[Short task]
Where a line holds the string "como", return that line.

[Extracted information]
────

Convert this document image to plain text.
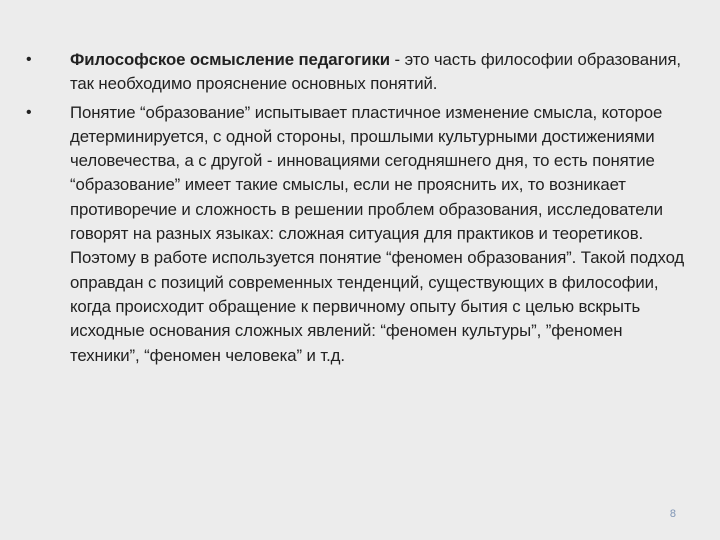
• Философское осмысление педагогики - это часть философии образования, так необходимо прояснение основных понятий.
• Понятие “образование” испытывает пластичное изменение смысла, которое детерминируется, с одной стороны, прошлыми культурными достижениями человечества, а с другой - инновациями сегодняшнего дня, то есть понятие “образование” имеет такие смыслы, если не прояснить их, то возникает противоречие и сложность в решении проблем образования, исследователи говорят на разных языках: сложная ситуация для практиков и теоретиков. Поэтому в работе используется понятие “феномен образования”. Такой подход оправдан с позиций современных тенденций, существующих в философии, когда происходит обращение к первичному опыту бытия с целью вскрыть исходные основания сложных явлений: “феномен культуры”, ”феномен техники”, “феномен человека” и т.д.
8
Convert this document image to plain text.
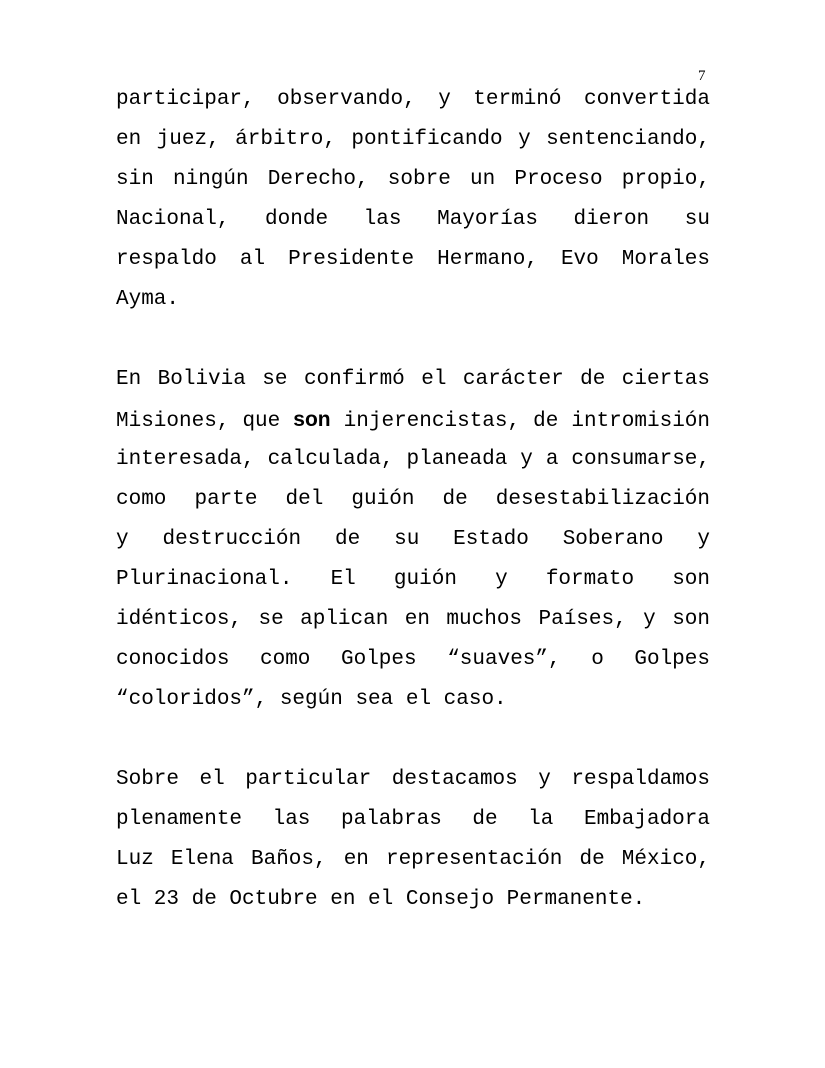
7
participar, observando, y terminó convertida
en juez, árbitro, pontificando y sentenciando,
sin ningún Derecho, sobre un Proceso propio,
Nacional, donde las Mayorías dieron su
respaldo al Presidente Hermano, Evo Morales
Ayma.
En Bolivia se confirmó el carácter de ciertas
Misiones, que son injerencistas, de intromisión
interesada, calculada, planeada y a consumarse,
como parte del guión de desestabilización
y destrucción de su Estado Soberano y
Plurinacional. El guión y formato son
idénticos, se aplican en muchos Países, y son
conocidos como Golpes “suaves”, o Golpes
“coloridos”, según sea el caso.
Sobre el particular destacamos y respaldamos
plenamente las palabras de la Embajadora
Luz Elena Baños, en representación de México,
el 23 de Octubre en el Consejo Permanente.
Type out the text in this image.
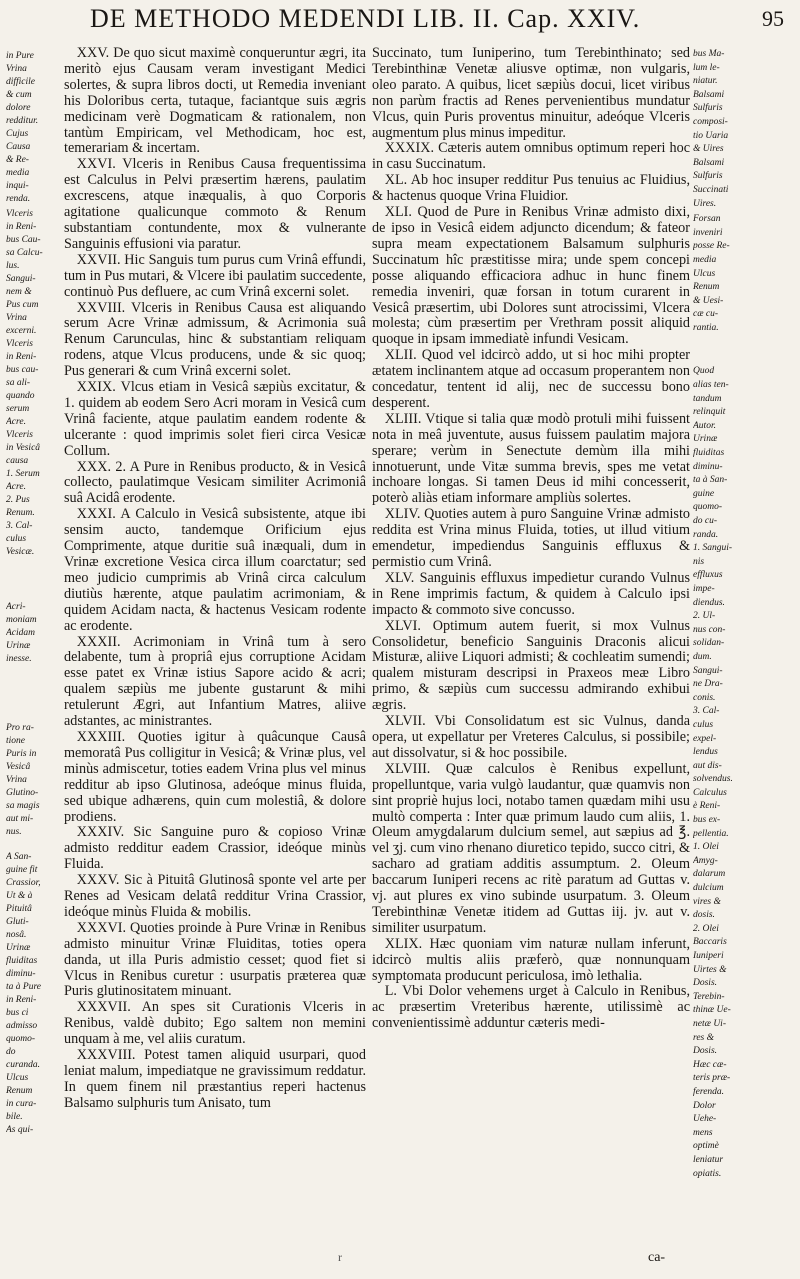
DE METHODO MEDENDI LIB. II. Cap. XXIV.	95
in Pure
Vrina
difficile
& cum
dolore
redditur.
Cujus
Causa
& Re-
media
inqui-
renda.
Vlceris
in Reni-
bus Cau-
sa Calcu-
lus.
Sangui-
nem &
Pus cum
Vrina
excerni.
Vlceris
in Reni-
bus cau-
sa ali-
quando
serum
Acre.
Vlceris
in Vesicâ
causa
1. Serum
Acre.
2. Pus
Renum.
3. Cal-
culus
Vesicæ.
Acri-
moniam
Acidam
Urinæ
inesse.
Pro ra-
tione
Puris in
Vesicâ
Vrina
Glutino-
sa magis
aut mi-
nus.
A San-
guine fit
Crassior,
Ut & à
Pituitâ
Gluti-
nosâ.
Urinæ
fluiditas
diminu-
ta à Pure
in Reni-
bus ci
admisso
quomo-
do
curanda.
Ulcus
Renum
in cura-
bile.
As qui-

XXV. De quo sicut maximè conqueruntur ægri, ita meritò ejus Causam veram investigant Medici solertes, & supra libros docti, ut Remedia inveniant his Doloribus certa, tutaque, faciantque suis ægris medicinam verè Dogmaticam & rationalem, non tantùm Empiricam, vel Methodicam, hoc est, temerariam & incertam.

XXVI. Vlceris in Renibus Causa frequentissima est Calculus in Pelvi præsertim hærens, paulatim excrescens, atque inæqualis, à quo Corporis agitatione qualicunque commoto & Renum substantiam contundente, mox & vulnerante Sanguinis effusioni via paratur.

XXVII. Hic Sanguis tum purus cum Vrinâ effundi, tum in Pus mutari, & Vlcere ibi paulatim succedente, continuò Pus defluere, ac cum Vrinâ excerni solet.

XXVIII. Vlceris in Renibus Causa est aliquando serum Acre Vrinæ admissum, & Acrimonia suâ Renum Carunculas, hinc & substantiam reliquam rodens, atque Vlcus producens, unde & sic quoq; Pus generari & cum Vrinâ excerni solet.

XXIX. Vlcus etiam in Vesicâ sæpiùs excitatur, & 1. quidem ab eodem Sero Acri moram in Vesicâ cum Vrinâ faciente, atque paulatim eandem rodente & ulcerante : quod imprimis solet fieri circa Vesicæ Collum.

XXX. 2. A Pure in Renibus producto, & in Vesicâ collecto, paulatimque Vesicam similiter Acrimoniâ suâ Acidâ erodente.

XXXI. A Calculo in Vesicâ subsistente, atque ibi sensim aucto, tandemque Orificium ejus Comprimente, atque duritie suâ inæquali, dum in Vrinæ excretione Vesica circa illum coarctatur; sed meo judicio cumprimis ab Vrinâ circa calculum diutiùs hærente, atque paulatim acrimoniam, & quidem Acidam nacta, & hactenus Vesicam rodente ac erodente.

XXXII. Acrimoniam in Vrinâ tum à sero delabente, tum à propriâ ejus corruptione Acidam esse patet ex Vrinæ istius Sapore acido & acri; qualem sæpiùs me jubente gustarunt & mihi retulerunt Ægri, aut Infantium Matres, aliive adstantes, ac ministrantes.

XXXIII. Quoties igitur à quâcunque Causâ memoratâ Pus colligitur in Vesicâ; & Vrinæ plus, vel minùs admiscetur, toties eadem Vrina plus vel minus redditur ab ipso Glutinosa, adeóque minus fluida, sed ubique adhærens, quin cum molestiâ, & dolore prodiens.

XXXIV. Sic Sanguine puro & copioso Vrinæ admisto redditur eadem Crassior, ideóque minùs Fluida.

XXXV. Sic à Pituitâ Glutinosâ sponte vel arte per Renes ad Vesicam delatâ redditur Vrina Crassior, ideóque minùs Fluida & mobilis.

XXXVI. Quoties proinde à Pure Vrinæ in Renibus admisto minuitur Vrinæ Fluiditas, toties opera danda, ut illa Puris admistio cesset; quod fiet si Vlcus in Renibus curetur : usurpatis præterea quæ Puris glutinositatem minuant.

XXXVII. An spes sit Curationis Vlceris in Renibus, valdè dubito; Ego saltem non memini unquam à me, vel aliis curatum.

XXXVIII. Potest tamen aliquid usurpari, quod leniat malum, impediatque ne gravissimum reddatur. In quem finem nil præstantius reperi hactenus Balsamo sulphuris tum Anisato, tum

Succinato, tum Iuniperino, tum Terebinthinato; sed Terebinthinæ Venetæ aliusve optimæ, non vulgaris, oleo parato. A quibus, licet sæpiùs docui, licet viribus non parùm fractis ad Renes pervenientibus mundatur Vlcus, quin Puris proventus minuitur, adeóque Vlceris augmentum plus minus impeditur.

XXXIX. Cæteris autem omnibus optimum reperi hoc in casu Succinatum.

XL. Ab hoc insuper redditur Pus tenuius ac Fluidius, & hactenus quoque Vrina Fluidior.

XLI. Quod de Pure in Renibus Vrinæ admisto dixi, de ipso in Vesicâ eidem adjuncto dicendum; & fateor supra meam expectationem Balsamum sulphuris Succinatum hîc præstitisse mira; unde spem concepi posse aliquando efficaciora adhuc in hunc finem remedia inveniri, quæ forsan in totum curarent in Vesicâ præsertim, ubi Dolores sunt atrocissimi, Vlcera molesta; cùm præsertim per Vrethram possit aliquid quoque in ipsam immediatè infundi Vesicam.

XLII. Quod vel idcircò addo, ut si hoc mihi propter ætatem inclinantem atque ad occasum properantem non concedatur, tentent id alij, nec de successu bono desperent.

XLIII. Vtique si talia quæ modò protuli mihi fuissent nota in meâ juventute, ausus fuissem paulatim majora sperare; verùm in Senectute demùm illa mihi innotuerunt, unde Vitæ summa brevis, spes me vetat inchoare longas. Si tamen Deus id mihi concesserit, poterò aliàs etiam informare ampliùs solertes.

XLIV. Quoties autem à puro Sanguine Vrinæ admisto reddita est Vrina minus Fluida, toties, ut illud vitium emendetur, impediendus Sanguinis effluxus & permistio cum Vrinâ.

XLV. Sanguinis effluxus impedietur curando Vulnus in Rene imprimis factum, & quidem à Calculo ipsi impacto & commoto sive concusso.

XLVI. Optimum autem fuerit, si mox Vulnus Consolidetur, beneficio Sanguinis Draconis alicui Misturæ, aliive Liquori admisti; & cochleatim sumendi; qualem misturam descripsi in Praxeos meæ Libro primo, & sæpiùs cum successu admirando exhibui ægris.

XLVII. Vbi Consolidatum est sic Vulnus, danda opera, ut expellatur per Vreteres Calculus, si possibile; aut dissolvatur, si & hoc possibile.

XLVIII. Quæ calculos è Renibus expellunt, propelluntque, varia vulgò laudantur, quæ quamvis non sint propriè hujus loci, notabo tamen quædam mihi usu multò comperta : Inter quæ primum laudo cum aliis, 1. Oleum amygdalarum dulcium semel, aut sæpius ad ℥. vel ʒj. cum vino rhenano diuretico tepido, succo citri, & sacharo ad gratiam additis assumptum. 2. Oleum baccarum Iuniperi recens ac ritè paratum ad Guttas v. vj. aut plures ex vino subinde usurpatum. 3. Oleum Terebinthinæ Venetæ itidem ad Guttas iij. jv. aut v. similiter usurpatum.

XLIX. Hæc quoniam vim naturæ nullam inferunt, idcircò multis aliis præferò, quæ nonnunquam symptomata producunt periculosa, imò lethalia.

L. Vbi Dolor vehemens urget à Calculo in Renibus, ac præsertim Vreteribus hærente, utilissimè ac convenientissimè adduntur cæteris medi-

bus Ma-
lum le-
niatur.
Balsami
Sulfuris
composi-
tio Uaria
& Uires
Balsami
Sulfuris
Succinati
Uires.
Forsan
inveniri
posse Re-
media
Ulcus
Renum
& Uesi-
cæ cu-
rantia.
Quod
alias ten-
tandum
relinquit
Autor.
Urinæ
fluiditas
diminu-
ta à San-
guine
quomo-
do cu-
randa.
1. Sangui-
nis
effluxus
impe-
diendus.
2. Ul-
nus con-
solidan-
dum.
Sangui-
ne Dra-
conis.
3. Cal-
culus
expel-
lendus
aut dis-
solvendus.
Calculus
è Reni-
bus ex-
pellentia.
1. Olei
Amyg-
dalarum
dulcium
vires &
dosis.
2. Olei
Baccaris
Iuniperi
Uirtes &
Dosis.
Terebin-
thinæ Ue-
netæ Ui-
res &
Dosis.
Hæc cæ-
teris præ-
ferenda.
Dolor
Uehe-
mens
optimè
leniatur
opiatis.
r	ca-
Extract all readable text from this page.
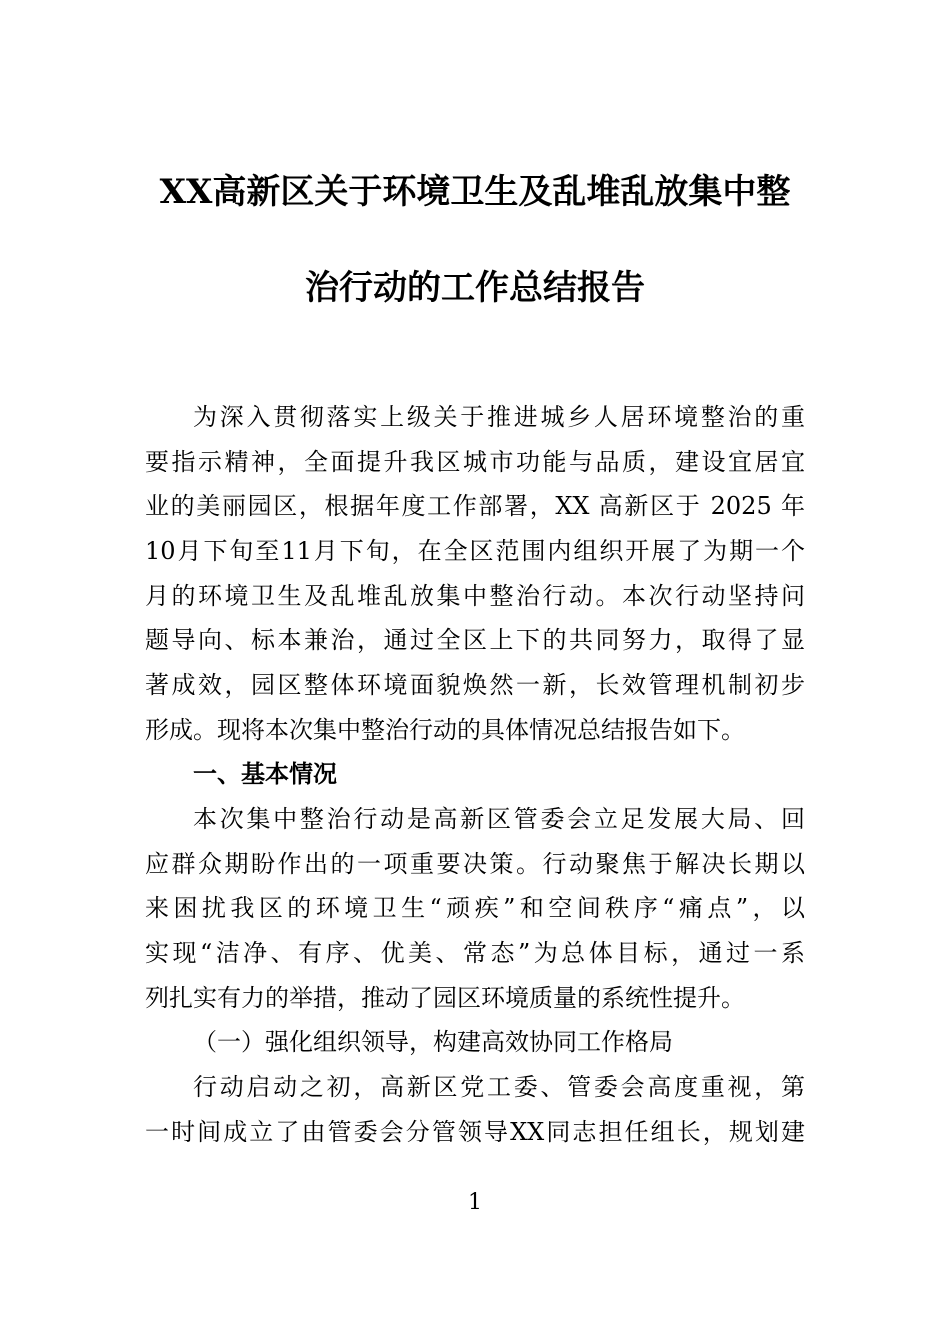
XX高新区关于环境卫生及乱堆乱放集中整
治行动的工作总结报告
为深入贯彻落实上级关于推进城乡人居环境整治的重
要指示精神，全面提升我区城市功能与品质，建设宜居宜
业的美丽园区，根据年度工作部署，XX 高新区于 2025 年
10月下旬至11月下旬，在全区范围内组织开展了为期一个
月的环境卫生及乱堆乱放集中整治行动。本次行动坚持问
题导向、标本兼治，通过全区上下的共同努力，取得了显
著成效，园区整体环境面貌焕然一新，长效管理机制初步
形成。现将本次集中整治行动的具体情况总结报告如下。
一、基本情况
本次集中整治行动是高新区管委会立足发展大局、回
应群众期盼作出的一项重要决策。行动聚焦于解决长期以
来困扰我区的环境卫生“顽疾”和空间秩序“痛点”，以
实现“洁净、有序、优美、常态”为总体目标，通过一系
列扎实有力的举措，推动了园区环境质量的系统性提升。
（一）强化组织领导，构建高效协同工作格局
行动启动之初，高新区党工委、管委会高度重视，第
一时间成立了由管委会分管领导XX同志担任组长，规划建
1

────

[Solution to this task]
como parte del guión de desestabilización
conocidos como Golpes “suaves”, o Golpes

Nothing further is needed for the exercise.